SET PROBLEM | Copy the records below exactly as they appear.

STORED ROWS |
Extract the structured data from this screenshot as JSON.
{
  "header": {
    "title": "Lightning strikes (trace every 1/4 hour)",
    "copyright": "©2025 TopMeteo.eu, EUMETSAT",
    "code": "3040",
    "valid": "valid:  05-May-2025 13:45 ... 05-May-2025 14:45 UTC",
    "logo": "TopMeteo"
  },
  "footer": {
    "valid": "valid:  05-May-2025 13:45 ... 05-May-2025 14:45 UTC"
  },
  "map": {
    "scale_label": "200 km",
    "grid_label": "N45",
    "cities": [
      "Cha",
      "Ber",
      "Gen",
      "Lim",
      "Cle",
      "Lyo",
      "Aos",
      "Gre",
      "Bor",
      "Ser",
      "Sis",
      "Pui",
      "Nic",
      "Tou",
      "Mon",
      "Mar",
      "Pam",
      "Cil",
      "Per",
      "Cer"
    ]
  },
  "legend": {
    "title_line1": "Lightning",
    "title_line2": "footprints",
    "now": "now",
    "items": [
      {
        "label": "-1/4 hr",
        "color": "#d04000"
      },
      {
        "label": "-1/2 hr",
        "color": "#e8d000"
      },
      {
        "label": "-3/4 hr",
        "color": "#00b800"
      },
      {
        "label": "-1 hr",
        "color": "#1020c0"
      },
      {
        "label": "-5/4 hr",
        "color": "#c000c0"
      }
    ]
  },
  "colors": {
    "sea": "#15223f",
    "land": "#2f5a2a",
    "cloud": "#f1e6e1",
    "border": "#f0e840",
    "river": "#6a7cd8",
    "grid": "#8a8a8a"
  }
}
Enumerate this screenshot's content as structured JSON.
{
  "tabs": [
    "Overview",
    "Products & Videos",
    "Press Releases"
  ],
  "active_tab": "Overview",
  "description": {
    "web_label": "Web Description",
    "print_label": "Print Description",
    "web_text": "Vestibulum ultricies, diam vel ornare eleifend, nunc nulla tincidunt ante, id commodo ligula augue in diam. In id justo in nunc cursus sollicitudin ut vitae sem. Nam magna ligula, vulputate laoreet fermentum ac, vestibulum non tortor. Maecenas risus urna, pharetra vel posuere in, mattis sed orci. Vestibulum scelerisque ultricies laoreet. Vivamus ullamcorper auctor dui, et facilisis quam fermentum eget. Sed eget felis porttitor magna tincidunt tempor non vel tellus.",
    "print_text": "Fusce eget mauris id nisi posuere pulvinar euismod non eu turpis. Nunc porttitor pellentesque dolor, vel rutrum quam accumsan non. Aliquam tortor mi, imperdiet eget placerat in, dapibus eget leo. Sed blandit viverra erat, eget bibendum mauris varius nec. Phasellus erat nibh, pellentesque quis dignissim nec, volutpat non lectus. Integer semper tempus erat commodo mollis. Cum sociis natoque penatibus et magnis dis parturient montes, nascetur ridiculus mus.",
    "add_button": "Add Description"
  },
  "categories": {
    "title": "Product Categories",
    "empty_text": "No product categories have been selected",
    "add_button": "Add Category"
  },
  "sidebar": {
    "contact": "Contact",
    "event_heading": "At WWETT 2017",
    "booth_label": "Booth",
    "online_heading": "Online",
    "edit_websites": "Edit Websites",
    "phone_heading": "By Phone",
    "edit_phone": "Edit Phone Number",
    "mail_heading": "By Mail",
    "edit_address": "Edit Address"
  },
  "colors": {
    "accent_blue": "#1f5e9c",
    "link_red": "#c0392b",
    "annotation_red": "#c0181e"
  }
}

ANSWER FOR THE TASK |
Extract the structured data from this screenshot as JSON.
{
  "header": {
    "title": "Lightning strikes (trace every 1/4 hour)",
    "copyright": "©2025 TopMeteo.eu, EUMETSAT",
    "code": "3040",
    "valid": "valid:  05-May-2025 13:45 ... 05-May-2025 14:45 UTC",
    "logo": "TopMeteo"
  },
  "footer": {
    "valid": "valid:  05-May-2025 13:45 ... 05-May-2025 14:45 UTC"
  },
  "map": {
    "scale_label": "200 km",
    "grid_label": "N45",
    "cities": [
      "Cha",
      "Ber",
      "Gen",
      "Lim",
      "Cle",
      "Lyo",
      "Aos",
      "Gre",
      "Bor",
      "Ser",
      "Sis",
      "Pui",
      "Nic",
      "Tou",
      "Mon",
      "Mar",
      "Pam",
      "Cil",
      "Per",
      "Cer"
    ]
  },
  "legend": {
    "title_line1": "Lightning",
    "title_line2": "footprints",
    "now": "now",
    "items": [
      {
        "label": "-1/4 hr",
        "color": "#d04000"
      },
      {
        "label": "-1/2 hr",
        "color": "#e8d000"
      },
      {
        "label": "-3/4 hr",
        "color": "#00b800"
      },
      {
        "label": "-1 hr",
        "color": "#1020c0"
      },
      {
        "label": "-5/4 hr",
        "color": "#c000c0"
      }
    ]
  },
  "colors": {
    "sea": "#15223f",
    "land": "#2f5a2a",
    "cloud": "#f1e6e1",
    "border": "#f0e840",
    "river": "#6a7cd8",
    "grid": "#8a8a8a"
  }
}
Enumerate this screenshot's content as structured JSON.
{
  "tabs": [
    "Overview",
    "Products & Videos",
    "Press Releases"
  ],
  "active_tab": "Overview",
  "description": {
    "web_label": "Web Description",
    "print_label": "Print Description",
    "web_text": "Vestibulum ultricies, diam vel ornare eleifend, nunc nulla tincidunt ante, id commodo ligula augue in diam. In id justo in nunc cursus sollicitudin ut vitae sem. Nam magna ligula, vulputate laoreet fermentum ac, vestibulum non tortor. Maecenas risus urna, pharetra vel posuere in, mattis sed orci. Vestibulum scelerisque ultricies laoreet. Vivamus ullamcorper auctor dui, et facilisis quam fermentum eget. Sed eget felis porttitor magna tincidunt tempor non vel tellus.",
    "print_text": "Fusce eget mauris id nisi posuere pulvinar euismod non eu turpis. Nunc porttitor pellentesque dolor, vel rutrum quam accumsan non. Aliquam tortor mi, imperdiet eget placerat in, dapibus eget leo. Sed blandit viverra erat, eget bibendum mauris varius nec. Phasellus erat nibh, pellentesque quis dignissim nec, volutpat non lectus. Integer semper tempus erat commodo mollis. Cum sociis natoque penatibus et magnis dis parturient montes, nascetur ridiculus mus.",
    "add_button": "Add Description"
  },
  "categories": {
    "title": "Product Categories",
    "empty_text": "No product categories have been selected",
    "add_button": "Add Category"
  },
  "sidebar": {
    "contact": "Contact",
    "event_heading": "At WWETT 2017",
    "booth_label": "Booth",
    "online_heading": "Online",
    "edit_websites": "Edit Websites",
    "phone_heading": "By Phone",
    "edit_phone": "Edit Phone Number",
    "mail_heading": "By Mail",
    "edit_address": "Edit Address"
  },
  "colors": {
    "accent_blue": "#1f5e9c",
    "link_red": "#c0392b",
    "annotation_red": "#c0181e"
  }
}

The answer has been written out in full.